* SHORT PROBLEM *
Arrange the rows from the first one through the one holding "volume-bar bbox=[244, 454, 256, 514]", inclusive, as a Markdown table with columns No. and Entry, numbering each row and leaving out blank lines.

# MATERIAL TO PROCESS start

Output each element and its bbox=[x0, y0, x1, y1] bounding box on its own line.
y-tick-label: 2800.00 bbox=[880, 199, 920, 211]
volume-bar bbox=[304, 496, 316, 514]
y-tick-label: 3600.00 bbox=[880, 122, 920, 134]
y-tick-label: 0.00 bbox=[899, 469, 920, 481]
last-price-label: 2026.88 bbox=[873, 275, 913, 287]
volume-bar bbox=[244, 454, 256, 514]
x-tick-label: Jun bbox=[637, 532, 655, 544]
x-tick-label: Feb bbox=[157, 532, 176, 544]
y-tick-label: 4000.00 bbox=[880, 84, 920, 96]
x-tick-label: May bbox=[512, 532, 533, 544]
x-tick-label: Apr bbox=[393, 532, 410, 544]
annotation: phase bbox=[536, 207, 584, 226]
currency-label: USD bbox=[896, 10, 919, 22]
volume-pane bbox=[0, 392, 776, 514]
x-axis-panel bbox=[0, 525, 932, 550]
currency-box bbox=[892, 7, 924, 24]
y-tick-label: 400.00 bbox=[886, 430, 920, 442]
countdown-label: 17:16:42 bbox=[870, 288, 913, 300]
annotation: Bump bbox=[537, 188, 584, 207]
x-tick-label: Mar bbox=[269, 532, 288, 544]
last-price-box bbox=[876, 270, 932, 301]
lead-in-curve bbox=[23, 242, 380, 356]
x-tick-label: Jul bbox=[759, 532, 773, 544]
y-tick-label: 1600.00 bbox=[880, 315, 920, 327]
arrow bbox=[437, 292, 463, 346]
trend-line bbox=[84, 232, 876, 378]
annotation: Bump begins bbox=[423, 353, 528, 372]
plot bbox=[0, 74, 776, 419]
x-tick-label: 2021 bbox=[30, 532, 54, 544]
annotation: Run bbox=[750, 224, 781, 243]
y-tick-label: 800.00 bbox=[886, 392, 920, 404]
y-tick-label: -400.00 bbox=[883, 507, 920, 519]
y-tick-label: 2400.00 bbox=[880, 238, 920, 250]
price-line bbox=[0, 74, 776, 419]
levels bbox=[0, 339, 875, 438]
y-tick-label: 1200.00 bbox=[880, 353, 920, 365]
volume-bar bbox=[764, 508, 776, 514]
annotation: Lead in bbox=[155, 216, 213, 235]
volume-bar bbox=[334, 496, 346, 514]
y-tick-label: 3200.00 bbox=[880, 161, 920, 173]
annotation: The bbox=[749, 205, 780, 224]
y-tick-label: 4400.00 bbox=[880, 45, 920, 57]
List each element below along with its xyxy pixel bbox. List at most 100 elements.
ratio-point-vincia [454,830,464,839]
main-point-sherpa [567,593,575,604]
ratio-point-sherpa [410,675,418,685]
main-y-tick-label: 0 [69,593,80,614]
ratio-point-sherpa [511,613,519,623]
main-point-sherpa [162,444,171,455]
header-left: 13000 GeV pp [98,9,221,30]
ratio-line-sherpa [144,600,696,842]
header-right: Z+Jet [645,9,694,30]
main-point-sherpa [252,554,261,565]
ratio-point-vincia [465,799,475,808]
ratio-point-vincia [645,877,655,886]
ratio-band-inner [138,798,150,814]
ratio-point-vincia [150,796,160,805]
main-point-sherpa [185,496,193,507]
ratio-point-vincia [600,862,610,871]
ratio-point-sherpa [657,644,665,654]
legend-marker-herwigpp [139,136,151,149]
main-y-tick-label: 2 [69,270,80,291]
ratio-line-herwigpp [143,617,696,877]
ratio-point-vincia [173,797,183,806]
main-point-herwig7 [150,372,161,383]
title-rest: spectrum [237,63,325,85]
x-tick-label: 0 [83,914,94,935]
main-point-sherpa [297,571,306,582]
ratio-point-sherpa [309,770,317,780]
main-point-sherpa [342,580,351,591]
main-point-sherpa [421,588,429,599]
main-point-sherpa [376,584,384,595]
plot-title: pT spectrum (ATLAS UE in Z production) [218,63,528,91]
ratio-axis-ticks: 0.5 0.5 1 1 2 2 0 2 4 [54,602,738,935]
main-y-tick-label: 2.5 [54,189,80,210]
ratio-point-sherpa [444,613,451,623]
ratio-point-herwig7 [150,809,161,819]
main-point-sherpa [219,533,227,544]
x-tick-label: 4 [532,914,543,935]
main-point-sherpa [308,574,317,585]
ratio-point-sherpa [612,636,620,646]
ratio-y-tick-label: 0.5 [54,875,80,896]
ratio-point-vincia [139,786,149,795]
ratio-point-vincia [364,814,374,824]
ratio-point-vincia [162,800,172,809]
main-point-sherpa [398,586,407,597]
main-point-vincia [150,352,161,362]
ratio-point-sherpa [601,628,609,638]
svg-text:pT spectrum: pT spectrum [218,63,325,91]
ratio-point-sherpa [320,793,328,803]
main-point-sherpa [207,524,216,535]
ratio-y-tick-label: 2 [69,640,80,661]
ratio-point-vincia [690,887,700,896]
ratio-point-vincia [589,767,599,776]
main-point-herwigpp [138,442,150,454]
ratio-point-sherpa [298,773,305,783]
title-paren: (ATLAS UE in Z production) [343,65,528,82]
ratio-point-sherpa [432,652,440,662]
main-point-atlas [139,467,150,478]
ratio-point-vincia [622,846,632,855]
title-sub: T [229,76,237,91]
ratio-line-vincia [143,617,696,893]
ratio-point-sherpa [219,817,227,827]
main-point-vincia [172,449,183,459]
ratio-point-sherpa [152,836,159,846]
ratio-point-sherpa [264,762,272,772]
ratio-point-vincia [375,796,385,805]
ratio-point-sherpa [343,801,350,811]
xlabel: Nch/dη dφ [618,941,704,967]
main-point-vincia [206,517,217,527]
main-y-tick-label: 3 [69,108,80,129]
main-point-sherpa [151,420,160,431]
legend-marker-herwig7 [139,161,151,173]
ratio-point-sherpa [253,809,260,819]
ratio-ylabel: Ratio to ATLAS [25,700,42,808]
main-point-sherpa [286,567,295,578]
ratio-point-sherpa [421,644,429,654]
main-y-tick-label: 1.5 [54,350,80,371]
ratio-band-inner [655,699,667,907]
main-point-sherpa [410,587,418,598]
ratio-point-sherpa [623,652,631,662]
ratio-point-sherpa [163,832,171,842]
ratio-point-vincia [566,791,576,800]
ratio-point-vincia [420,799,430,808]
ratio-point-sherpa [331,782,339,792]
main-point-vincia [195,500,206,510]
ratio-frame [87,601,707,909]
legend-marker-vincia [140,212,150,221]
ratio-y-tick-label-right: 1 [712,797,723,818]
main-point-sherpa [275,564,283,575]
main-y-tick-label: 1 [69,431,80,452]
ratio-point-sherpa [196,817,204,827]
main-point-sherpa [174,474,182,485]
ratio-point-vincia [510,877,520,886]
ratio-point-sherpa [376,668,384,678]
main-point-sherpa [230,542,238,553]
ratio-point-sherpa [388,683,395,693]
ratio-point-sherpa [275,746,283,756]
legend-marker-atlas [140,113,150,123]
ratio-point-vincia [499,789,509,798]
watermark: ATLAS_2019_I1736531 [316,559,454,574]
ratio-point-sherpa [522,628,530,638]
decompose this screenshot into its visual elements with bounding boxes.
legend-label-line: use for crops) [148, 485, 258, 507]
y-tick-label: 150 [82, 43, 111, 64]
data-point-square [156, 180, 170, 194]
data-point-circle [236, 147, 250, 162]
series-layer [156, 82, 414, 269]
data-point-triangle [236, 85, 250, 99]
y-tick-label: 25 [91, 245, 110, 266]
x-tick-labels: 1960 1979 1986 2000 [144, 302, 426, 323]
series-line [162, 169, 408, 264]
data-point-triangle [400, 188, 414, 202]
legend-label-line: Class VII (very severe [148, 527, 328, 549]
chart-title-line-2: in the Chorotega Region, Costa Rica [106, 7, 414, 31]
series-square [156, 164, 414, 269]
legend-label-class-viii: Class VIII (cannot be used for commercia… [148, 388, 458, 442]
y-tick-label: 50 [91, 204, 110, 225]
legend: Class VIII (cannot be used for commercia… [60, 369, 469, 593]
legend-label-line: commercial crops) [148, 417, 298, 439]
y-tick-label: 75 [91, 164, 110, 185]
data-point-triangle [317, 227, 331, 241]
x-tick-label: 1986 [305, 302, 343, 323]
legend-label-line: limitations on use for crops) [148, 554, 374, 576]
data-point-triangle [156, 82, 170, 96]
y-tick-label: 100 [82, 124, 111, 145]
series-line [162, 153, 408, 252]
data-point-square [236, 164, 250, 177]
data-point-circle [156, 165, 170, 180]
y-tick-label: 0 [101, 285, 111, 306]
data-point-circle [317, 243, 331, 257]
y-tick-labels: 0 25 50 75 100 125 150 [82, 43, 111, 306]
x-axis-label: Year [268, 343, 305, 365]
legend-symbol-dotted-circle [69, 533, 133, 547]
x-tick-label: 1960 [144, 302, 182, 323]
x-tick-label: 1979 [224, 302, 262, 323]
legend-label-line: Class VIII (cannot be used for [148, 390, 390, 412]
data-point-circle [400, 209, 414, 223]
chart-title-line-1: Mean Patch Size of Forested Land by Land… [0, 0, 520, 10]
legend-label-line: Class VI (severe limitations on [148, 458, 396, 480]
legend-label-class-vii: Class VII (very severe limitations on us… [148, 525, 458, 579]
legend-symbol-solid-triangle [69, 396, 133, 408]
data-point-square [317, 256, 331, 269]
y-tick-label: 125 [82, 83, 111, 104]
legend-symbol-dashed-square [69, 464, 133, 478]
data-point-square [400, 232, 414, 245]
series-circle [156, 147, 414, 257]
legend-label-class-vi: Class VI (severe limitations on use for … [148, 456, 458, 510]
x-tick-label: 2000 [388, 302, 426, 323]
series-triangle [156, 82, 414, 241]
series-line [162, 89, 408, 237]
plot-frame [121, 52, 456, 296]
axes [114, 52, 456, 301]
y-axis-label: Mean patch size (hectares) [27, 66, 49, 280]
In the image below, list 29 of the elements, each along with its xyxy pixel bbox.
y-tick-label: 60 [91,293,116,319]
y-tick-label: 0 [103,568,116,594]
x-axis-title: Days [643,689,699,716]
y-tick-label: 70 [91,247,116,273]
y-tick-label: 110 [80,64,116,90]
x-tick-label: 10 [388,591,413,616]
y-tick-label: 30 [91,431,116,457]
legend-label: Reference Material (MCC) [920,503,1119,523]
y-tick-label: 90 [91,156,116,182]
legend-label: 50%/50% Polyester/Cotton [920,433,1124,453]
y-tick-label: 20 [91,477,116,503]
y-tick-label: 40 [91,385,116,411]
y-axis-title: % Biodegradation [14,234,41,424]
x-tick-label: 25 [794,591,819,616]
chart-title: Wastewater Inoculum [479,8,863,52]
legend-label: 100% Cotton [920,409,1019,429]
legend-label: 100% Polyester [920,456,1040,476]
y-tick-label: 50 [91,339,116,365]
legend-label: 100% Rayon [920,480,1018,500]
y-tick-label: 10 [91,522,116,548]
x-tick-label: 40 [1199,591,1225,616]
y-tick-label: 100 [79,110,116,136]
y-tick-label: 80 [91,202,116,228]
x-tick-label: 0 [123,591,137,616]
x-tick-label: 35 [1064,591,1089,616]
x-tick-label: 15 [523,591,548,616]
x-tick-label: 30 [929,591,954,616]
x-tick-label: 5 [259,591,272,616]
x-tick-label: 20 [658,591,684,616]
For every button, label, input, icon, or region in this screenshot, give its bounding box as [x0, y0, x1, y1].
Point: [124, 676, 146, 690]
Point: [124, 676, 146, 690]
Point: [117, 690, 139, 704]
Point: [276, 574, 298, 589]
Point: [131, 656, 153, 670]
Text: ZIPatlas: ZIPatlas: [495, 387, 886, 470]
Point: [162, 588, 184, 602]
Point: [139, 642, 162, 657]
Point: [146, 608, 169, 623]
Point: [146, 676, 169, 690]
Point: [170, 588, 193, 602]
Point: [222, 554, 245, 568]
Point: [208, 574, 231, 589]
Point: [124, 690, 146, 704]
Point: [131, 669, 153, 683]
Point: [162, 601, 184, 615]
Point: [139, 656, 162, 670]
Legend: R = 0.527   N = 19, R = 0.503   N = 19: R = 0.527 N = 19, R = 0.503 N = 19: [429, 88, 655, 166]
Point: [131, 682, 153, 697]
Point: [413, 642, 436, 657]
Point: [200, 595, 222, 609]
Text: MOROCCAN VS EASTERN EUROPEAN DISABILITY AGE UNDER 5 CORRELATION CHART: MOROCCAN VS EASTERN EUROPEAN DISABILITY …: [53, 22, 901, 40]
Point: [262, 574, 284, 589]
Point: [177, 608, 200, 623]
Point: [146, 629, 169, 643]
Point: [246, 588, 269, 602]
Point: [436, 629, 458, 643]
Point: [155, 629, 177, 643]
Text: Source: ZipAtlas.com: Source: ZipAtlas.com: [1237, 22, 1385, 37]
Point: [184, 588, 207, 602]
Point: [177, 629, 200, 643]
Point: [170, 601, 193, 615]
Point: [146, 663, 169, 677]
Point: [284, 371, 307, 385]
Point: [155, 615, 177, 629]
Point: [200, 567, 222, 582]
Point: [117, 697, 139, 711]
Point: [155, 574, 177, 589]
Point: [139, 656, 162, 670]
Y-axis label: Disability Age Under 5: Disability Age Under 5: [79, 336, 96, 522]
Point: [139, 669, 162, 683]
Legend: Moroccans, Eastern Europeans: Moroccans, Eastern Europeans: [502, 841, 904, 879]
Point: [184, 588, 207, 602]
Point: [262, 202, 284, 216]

# MATERIAL TO PROCESS end

* FINISHED EXERCISE *
| No. | Entry |
|---|---|
| 1 | Output each element and its bbox=[x0, y0, x1, y1] bounding box on its own line. |
| 2 | y-tick-label: 2800.00 bbox=[880, 199, 920, 211] |
| 3 | volume-bar bbox=[304, 496, 316, 514] |
| 4 | y-tick-label: 3600.00 bbox=[880, 122, 920, 134] |
| 5 | y-tick-label: 0.00 bbox=[899, 469, 920, 481] |
| 6 | last-price-label: 2026.88 bbox=[873, 275, 913, 287] |
| 7 | volume-bar bbox=[244, 454, 256, 514] |